» DATASET EXCERPTS:
══════════

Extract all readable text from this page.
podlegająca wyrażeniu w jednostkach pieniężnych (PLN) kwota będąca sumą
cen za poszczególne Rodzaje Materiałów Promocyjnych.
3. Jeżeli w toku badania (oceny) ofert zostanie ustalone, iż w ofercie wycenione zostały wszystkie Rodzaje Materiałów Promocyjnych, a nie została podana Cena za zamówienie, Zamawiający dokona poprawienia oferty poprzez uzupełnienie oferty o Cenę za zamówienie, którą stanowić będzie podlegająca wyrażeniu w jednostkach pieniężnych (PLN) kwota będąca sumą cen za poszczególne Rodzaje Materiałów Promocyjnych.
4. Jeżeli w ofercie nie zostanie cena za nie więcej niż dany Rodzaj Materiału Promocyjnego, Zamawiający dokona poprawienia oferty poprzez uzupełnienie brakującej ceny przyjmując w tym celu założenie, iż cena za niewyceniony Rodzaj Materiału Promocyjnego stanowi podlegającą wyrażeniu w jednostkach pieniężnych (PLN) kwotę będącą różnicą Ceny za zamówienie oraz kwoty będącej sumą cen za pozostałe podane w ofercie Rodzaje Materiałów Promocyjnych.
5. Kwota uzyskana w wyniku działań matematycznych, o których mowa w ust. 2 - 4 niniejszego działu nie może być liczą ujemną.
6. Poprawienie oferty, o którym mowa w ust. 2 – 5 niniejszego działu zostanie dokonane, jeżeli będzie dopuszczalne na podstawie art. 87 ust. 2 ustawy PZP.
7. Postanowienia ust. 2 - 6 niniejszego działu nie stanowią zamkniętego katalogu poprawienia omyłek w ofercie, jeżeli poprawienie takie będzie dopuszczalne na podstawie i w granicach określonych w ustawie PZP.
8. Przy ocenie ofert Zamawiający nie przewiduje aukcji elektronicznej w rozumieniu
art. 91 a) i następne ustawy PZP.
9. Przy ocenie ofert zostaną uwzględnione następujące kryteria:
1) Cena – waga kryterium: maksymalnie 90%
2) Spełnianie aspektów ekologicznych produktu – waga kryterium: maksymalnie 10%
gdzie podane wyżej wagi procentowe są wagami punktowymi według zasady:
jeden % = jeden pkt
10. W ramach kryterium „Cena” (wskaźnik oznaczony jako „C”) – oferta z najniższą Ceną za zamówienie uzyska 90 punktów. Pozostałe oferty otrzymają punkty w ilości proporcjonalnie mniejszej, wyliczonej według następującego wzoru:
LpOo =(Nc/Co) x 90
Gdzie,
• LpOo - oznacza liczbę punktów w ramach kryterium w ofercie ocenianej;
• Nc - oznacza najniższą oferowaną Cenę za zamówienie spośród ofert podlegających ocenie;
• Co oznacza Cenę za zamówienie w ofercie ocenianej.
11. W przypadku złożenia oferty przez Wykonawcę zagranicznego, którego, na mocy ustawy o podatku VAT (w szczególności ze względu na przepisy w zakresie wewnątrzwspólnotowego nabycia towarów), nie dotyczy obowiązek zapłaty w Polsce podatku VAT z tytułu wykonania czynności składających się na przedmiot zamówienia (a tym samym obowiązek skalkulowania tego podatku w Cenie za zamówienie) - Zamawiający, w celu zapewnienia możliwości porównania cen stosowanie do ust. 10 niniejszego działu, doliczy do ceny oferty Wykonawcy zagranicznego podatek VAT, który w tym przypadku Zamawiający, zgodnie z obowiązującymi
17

══════════

» GOAL:
Write the entries again, exactly as they stand.

» RESULT OF THIS EXERCISE:
Extract all readable text from this page.
podlegająca wyrażeniu w jednostkach pieniężnych (PLN) kwota będąca sumą
cen za poszczególne Rodzaje Materiałów Promocyjnych.
3. Jeżeli w toku badania (oceny) ofert zostanie ustalone, iż w ofercie wycenione zostały wszystkie Rodzaje Materiałów Promocyjnych, a nie została podana Cena za zamówienie, Zamawiający dokona poprawienia oferty poprzez uzupełnienie oferty o Cenę za zamówienie, którą stanowić będzie podlegająca wyrażeniu w jednostkach pieniężnych (PLN) kwota będąca sumą cen za poszczególne Rodzaje Materiałów Promocyjnych.
4. Jeżeli w ofercie nie zostanie cena za nie więcej niż dany Rodzaj Materiału Promocyjnego, Zamawiający dokona poprawienia oferty poprzez uzupełnienie brakującej ceny przyjmując w tym celu założenie, iż cena za niewyceniony Rodzaj Materiału Promocyjnego stanowi podlegającą wyrażeniu w jednostkach pieniężnych (PLN) kwotę będącą różnicą Ceny za zamówienie oraz kwoty będącej sumą cen za pozostałe podane w ofercie Rodzaje Materiałów Promocyjnych.
5. Kwota uzyskana w wyniku działań matematycznych, o których mowa w ust. 2 - 4 niniejszego działu nie może być liczą ujemną.
6. Poprawienie oferty, o którym mowa w ust. 2 – 5 niniejszego działu zostanie dokonane, jeżeli będzie dopuszczalne na podstawie art. 87 ust. 2 ustawy PZP.
7. Postanowienia ust. 2 - 6 niniejszego działu nie stanowią zamkniętego katalogu poprawienia omyłek w ofercie, jeżeli poprawienie takie będzie dopuszczalne na podstawie i w granicach określonych w ustawie PZP.
8. Przy ocenie ofert Zamawiający nie przewiduje aukcji elektronicznej w rozumieniu
art. 91 a) i następne ustawy PZP.
9. Przy ocenie ofert zostaną uwzględnione następujące kryteria:
1) Cena – waga kryterium: maksymalnie 90%
2) Spełnianie aspektów ekologicznych produktu – waga kryterium: maksymalnie 10%
gdzie podane wyżej wagi procentowe są wagami punktowymi według zasady:
jeden % = jeden pkt
10. W ramach kryterium „Cena” (wskaźnik oznaczony jako „C”) – oferta z najniższą Ceną za zamówienie uzyska 90 punktów. Pozostałe oferty otrzymają punkty w ilości proporcjonalnie mniejszej, wyliczonej według następującego wzoru:
LpOo =(Nc/Co) x 90
Gdzie,
• LpOo - oznacza liczbę punktów w ramach kryterium w ofercie ocenianej;
• Nc - oznacza najniższą oferowaną Cenę za zamówienie spośród ofert podlegających ocenie;
• Co oznacza Cenę za zamówienie w ofercie ocenianej.
11. W przypadku złożenia oferty przez Wykonawcę zagranicznego, którego, na mocy ustawy o podatku VAT (w szczególności ze względu na przepisy w zakresie wewnątrzwspólnotowego nabycia towarów), nie dotyczy obowiązek zapłaty w Polsce podatku VAT z tytułu wykonania czynności składających się na przedmiot zamówienia (a tym samym obowiązek skalkulowania tego podatku w Cenie za zamówienie) - Zamawiający, w celu zapewnienia możliwości porównania cen stosowanie do ust. 10 niniejszego działu, doliczy do ceny oferty Wykonawcy zagranicznego podatek VAT, który w tym przypadku Zamawiający, zgodnie z obowiązującymi
17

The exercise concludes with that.